(What is required):
Can you reproduce the data beneath, keeping every line exact?

** Start of Stored records **

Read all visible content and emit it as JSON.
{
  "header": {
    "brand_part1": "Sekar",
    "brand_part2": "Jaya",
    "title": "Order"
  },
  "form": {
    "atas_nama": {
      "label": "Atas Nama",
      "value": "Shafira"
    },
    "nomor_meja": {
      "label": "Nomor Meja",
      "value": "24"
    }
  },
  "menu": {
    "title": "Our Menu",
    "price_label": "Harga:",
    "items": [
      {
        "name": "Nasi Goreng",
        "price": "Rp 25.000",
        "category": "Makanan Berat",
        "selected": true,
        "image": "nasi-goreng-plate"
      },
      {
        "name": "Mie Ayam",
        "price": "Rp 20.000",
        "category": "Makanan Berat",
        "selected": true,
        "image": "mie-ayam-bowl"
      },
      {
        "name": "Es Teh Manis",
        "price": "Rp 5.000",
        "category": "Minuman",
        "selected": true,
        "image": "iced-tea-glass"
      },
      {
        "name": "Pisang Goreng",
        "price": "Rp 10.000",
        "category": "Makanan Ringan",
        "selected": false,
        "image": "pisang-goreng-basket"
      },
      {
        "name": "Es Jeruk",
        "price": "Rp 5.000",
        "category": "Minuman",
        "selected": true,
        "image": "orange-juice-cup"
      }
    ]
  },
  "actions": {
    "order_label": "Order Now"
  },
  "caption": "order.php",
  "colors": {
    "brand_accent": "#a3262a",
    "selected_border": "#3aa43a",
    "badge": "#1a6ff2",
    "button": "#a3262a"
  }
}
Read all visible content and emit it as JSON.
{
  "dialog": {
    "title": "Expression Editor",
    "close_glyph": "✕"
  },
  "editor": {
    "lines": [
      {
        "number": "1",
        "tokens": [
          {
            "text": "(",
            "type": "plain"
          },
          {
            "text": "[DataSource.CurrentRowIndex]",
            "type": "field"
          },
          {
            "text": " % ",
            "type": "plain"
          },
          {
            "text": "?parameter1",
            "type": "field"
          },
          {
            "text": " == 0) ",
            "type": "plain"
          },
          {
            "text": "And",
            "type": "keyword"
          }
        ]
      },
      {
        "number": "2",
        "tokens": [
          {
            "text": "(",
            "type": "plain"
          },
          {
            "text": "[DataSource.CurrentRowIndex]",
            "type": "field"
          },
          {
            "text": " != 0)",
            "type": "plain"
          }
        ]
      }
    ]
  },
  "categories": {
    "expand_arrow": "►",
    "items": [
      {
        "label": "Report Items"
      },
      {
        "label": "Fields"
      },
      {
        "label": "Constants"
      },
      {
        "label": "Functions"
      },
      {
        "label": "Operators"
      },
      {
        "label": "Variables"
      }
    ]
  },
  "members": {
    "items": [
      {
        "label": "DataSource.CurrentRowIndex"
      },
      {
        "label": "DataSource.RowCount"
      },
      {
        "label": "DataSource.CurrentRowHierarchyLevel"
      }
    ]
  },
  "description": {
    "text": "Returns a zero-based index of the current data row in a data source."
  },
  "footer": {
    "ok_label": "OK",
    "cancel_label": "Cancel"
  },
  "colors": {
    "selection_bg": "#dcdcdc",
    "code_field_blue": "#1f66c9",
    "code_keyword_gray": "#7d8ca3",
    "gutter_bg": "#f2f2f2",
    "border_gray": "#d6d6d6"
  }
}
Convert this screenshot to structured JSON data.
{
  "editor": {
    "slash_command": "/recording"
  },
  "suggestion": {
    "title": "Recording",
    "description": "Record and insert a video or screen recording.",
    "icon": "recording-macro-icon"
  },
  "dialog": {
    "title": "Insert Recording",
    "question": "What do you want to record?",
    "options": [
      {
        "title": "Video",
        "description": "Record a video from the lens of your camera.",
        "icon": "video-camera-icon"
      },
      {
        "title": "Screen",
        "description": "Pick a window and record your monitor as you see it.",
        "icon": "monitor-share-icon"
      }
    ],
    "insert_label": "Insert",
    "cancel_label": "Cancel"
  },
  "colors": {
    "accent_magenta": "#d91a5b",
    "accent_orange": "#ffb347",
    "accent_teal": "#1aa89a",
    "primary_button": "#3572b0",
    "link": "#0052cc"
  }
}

** End of Stored records **

(Solution to this task):
Read all visible content and emit it as JSON.
{
  "header": {
    "brand_part1": "Sekar",
    "brand_part2": "Jaya",
    "title": "Order"
  },
  "form": {
    "atas_nama": {
      "label": "Atas Nama",
      "value": "Shafira"
    },
    "nomor_meja": {
      "label": "Nomor Meja",
      "value": "24"
    }
  },
  "menu": {
    "title": "Our Menu",
    "price_label": "Harga:",
    "items": [
      {
        "name": "Nasi Goreng",
        "price": "Rp 25.000",
        "category": "Makanan Berat",
        "selected": true,
        "image": "nasi-goreng-plate"
      },
      {
        "name": "Mie Ayam",
        "price": "Rp 20.000",
        "category": "Makanan Berat",
        "selected": true,
        "image": "mie-ayam-bowl"
      },
      {
        "name": "Es Teh Manis",
        "price": "Rp 5.000",
        "category": "Minuman",
        "selected": true,
        "image": "iced-tea-glass"
      },
      {
        "name": "Pisang Goreng",
        "price": "Rp 10.000",
        "category": "Makanan Ringan",
        "selected": false,
        "image": "pisang-goreng-basket"
      },
      {
        "name": "Es Jeruk",
        "price": "Rp 5.000",
        "category": "Minuman",
        "selected": true,
        "image": "orange-juice-cup"
      }
    ]
  },
  "actions": {
    "order_label": "Order Now"
  },
  "caption": "order.php",
  "colors": {
    "brand_accent": "#a3262a",
    "selected_border": "#3aa43a",
    "badge": "#1a6ff2",
    "button": "#a3262a"
  }
}
Read all visible content and emit it as JSON.
{
  "dialog": {
    "title": "Expression Editor",
    "close_glyph": "✕"
  },
  "editor": {
    "lines": [
      {
        "number": "1",
        "tokens": [
          {
            "text": "(",
            "type": "plain"
          },
          {
            "text": "[DataSource.CurrentRowIndex]",
            "type": "field"
          },
          {
            "text": " % ",
            "type": "plain"
          },
          {
            "text": "?parameter1",
            "type": "field"
          },
          {
            "text": " == 0) ",
            "type": "plain"
          },
          {
            "text": "And",
            "type": "keyword"
          }
        ]
      },
      {
        "number": "2",
        "tokens": [
          {
            "text": "(",
            "type": "plain"
          },
          {
            "text": "[DataSource.CurrentRowIndex]",
            "type": "field"
          },
          {
            "text": " != 0)",
            "type": "plain"
          }
        ]
      }
    ]
  },
  "categories": {
    "expand_arrow": "►",
    "items": [
      {
        "label": "Report Items"
      },
      {
        "label": "Fields"
      },
      {
        "label": "Constants"
      },
      {
        "label": "Functions"
      },
      {
        "label": "Operators"
      },
      {
        "label": "Variables"
      }
    ]
  },
  "members": {
    "items": [
      {
        "label": "DataSource.CurrentRowIndex"
      },
      {
        "label": "DataSource.RowCount"
      },
      {
        "label": "DataSource.CurrentRowHierarchyLevel"
      }
    ]
  },
  "description": {
    "text": "Returns a zero-based index of the current data row in a data source."
  },
  "footer": {
    "ok_label": "OK",
    "cancel_label": "Cancel"
  },
  "colors": {
    "selection_bg": "#dcdcdc",
    "code_field_blue": "#1f66c9",
    "code_keyword_gray": "#7d8ca3",
    "gutter_bg": "#f2f2f2",
    "border_gray": "#d6d6d6"
  }
}
Convert this screenshot to structured JSON data.
{
  "editor": {
    "slash_command": "/recording"
  },
  "suggestion": {
    "title": "Recording",
    "description": "Record and insert a video or screen recording.",
    "icon": "recording-macro-icon"
  },
  "dialog": {
    "title": "Insert Recording",
    "question": "What do you want to record?",
    "options": [
      {
        "title": "Video",
        "description": "Record a video from the lens of your camera.",
        "icon": "video-camera-icon"
      },
      {
        "title": "Screen",
        "description": "Pick a window and record your monitor as you see it.",
        "icon": "monitor-share-icon"
      }
    ],
    "insert_label": "Insert",
    "cancel_label": "Cancel"
  },
  "colors": {
    "accent_magenta": "#d91a5b",
    "accent_orange": "#ffb347",
    "accent_teal": "#1aa89a",
    "primary_button": "#3572b0",
    "link": "#0052cc"
  }
}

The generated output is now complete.